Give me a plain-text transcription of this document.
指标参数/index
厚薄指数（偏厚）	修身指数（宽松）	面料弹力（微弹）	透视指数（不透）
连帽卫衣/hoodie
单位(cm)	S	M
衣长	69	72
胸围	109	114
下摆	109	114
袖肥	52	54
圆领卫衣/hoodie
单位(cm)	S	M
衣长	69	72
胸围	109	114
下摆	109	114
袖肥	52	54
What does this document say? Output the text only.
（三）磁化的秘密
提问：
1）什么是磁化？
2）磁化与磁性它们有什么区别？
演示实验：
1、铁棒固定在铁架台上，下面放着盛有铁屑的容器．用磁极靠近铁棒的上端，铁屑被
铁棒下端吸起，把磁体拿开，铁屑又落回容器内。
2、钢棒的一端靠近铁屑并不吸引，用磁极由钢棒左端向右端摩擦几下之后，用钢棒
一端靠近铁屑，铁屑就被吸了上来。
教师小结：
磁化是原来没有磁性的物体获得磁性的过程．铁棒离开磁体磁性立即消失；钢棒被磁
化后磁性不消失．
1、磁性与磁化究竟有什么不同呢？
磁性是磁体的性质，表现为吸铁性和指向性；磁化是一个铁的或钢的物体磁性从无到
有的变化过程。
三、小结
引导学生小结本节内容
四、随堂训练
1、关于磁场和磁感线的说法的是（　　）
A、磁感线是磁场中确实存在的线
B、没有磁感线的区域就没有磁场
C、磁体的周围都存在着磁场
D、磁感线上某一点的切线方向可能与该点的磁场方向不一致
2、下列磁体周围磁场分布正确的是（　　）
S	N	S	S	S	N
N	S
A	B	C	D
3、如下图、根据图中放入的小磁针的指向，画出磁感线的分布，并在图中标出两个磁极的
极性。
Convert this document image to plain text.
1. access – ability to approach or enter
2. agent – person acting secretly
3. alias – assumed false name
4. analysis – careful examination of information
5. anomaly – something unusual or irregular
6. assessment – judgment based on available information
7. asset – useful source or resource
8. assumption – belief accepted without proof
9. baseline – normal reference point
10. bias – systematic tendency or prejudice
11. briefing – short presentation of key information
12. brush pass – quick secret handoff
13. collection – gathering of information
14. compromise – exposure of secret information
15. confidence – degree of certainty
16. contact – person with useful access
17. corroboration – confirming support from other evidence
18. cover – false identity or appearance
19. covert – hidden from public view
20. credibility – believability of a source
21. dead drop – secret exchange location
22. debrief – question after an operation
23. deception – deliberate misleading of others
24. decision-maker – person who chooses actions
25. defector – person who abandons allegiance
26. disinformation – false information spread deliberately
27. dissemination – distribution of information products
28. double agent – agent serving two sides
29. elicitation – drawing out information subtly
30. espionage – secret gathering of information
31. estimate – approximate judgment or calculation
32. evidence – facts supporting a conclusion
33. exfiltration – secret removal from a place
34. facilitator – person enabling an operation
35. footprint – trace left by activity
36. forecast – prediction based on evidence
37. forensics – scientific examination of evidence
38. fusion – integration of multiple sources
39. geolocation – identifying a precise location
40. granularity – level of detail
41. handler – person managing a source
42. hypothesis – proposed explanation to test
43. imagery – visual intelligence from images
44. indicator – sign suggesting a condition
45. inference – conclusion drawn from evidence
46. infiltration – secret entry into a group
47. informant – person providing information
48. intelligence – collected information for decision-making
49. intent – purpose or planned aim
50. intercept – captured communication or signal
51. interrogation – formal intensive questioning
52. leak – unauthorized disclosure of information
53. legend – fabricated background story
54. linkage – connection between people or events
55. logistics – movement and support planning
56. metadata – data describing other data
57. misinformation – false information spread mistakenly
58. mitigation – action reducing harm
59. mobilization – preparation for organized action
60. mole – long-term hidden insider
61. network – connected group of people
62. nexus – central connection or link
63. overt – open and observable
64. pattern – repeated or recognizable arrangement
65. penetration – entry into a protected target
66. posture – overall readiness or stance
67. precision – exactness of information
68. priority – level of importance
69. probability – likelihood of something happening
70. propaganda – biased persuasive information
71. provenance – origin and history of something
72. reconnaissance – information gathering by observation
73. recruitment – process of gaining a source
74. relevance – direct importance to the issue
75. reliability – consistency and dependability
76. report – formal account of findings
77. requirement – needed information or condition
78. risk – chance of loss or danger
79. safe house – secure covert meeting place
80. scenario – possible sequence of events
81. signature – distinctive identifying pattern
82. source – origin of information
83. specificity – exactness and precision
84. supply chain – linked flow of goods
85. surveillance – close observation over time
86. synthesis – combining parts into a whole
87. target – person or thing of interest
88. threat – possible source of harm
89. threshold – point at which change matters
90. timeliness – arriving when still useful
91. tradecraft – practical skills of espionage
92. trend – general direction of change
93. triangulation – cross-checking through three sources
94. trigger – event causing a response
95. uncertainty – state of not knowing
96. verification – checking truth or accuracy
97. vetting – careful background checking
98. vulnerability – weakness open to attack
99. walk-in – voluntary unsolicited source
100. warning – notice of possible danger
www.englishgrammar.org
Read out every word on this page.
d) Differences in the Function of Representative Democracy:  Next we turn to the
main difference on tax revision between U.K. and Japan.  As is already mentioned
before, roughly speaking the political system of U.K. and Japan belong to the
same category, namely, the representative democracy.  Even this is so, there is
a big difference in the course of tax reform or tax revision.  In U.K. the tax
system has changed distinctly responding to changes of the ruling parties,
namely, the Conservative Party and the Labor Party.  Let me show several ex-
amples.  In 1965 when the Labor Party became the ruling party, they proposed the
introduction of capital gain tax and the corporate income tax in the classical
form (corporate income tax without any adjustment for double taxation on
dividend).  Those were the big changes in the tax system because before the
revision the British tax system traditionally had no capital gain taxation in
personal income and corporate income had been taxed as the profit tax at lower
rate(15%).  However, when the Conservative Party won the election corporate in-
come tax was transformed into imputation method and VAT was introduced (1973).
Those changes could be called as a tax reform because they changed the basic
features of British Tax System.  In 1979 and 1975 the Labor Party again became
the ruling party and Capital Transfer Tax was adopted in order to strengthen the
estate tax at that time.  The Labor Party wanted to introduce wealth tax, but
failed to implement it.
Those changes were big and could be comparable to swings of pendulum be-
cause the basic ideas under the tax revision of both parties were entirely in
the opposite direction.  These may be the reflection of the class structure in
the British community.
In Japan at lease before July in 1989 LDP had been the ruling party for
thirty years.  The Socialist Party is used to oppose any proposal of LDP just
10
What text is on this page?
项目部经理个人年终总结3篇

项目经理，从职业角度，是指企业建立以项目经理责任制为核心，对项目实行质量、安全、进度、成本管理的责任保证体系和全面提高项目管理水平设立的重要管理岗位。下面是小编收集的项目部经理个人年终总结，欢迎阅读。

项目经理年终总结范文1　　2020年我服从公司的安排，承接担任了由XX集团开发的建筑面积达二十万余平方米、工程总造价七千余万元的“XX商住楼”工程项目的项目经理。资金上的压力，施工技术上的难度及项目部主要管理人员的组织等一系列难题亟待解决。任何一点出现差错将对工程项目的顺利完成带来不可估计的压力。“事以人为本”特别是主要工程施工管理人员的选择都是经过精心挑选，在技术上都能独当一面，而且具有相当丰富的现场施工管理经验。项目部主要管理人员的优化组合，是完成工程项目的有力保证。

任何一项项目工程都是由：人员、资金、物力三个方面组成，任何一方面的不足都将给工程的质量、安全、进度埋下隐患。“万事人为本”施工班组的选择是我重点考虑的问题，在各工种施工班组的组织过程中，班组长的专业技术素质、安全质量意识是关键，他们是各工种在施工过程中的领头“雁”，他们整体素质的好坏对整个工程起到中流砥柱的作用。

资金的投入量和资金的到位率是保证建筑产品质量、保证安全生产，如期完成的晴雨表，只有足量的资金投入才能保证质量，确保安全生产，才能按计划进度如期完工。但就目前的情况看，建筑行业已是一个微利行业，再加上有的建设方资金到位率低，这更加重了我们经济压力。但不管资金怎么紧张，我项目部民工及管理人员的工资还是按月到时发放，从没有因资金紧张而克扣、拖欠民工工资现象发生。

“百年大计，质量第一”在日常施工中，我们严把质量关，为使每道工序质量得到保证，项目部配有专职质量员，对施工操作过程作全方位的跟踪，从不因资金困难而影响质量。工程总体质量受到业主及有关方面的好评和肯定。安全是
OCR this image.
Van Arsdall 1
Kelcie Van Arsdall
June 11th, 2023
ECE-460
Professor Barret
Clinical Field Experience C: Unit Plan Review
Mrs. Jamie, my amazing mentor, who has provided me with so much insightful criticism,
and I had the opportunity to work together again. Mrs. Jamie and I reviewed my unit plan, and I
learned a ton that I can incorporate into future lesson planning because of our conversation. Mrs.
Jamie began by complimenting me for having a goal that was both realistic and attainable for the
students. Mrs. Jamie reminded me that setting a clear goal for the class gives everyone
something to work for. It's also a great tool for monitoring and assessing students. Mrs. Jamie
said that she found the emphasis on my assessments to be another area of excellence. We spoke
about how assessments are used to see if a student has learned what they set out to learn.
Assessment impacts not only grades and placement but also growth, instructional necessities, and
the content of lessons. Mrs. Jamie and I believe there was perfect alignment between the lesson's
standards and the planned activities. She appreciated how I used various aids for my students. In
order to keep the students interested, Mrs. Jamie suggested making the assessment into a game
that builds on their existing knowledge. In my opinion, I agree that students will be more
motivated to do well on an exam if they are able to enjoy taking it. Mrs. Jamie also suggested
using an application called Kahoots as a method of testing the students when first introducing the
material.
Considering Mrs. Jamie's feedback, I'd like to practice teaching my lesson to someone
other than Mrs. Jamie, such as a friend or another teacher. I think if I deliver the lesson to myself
- - - - -
:: Task instructions ::
Copy every line above in which the string "plain" shows up.

:: The completed task ::
Give me a plain-text transcription of this document.
Convert this document image to plain text.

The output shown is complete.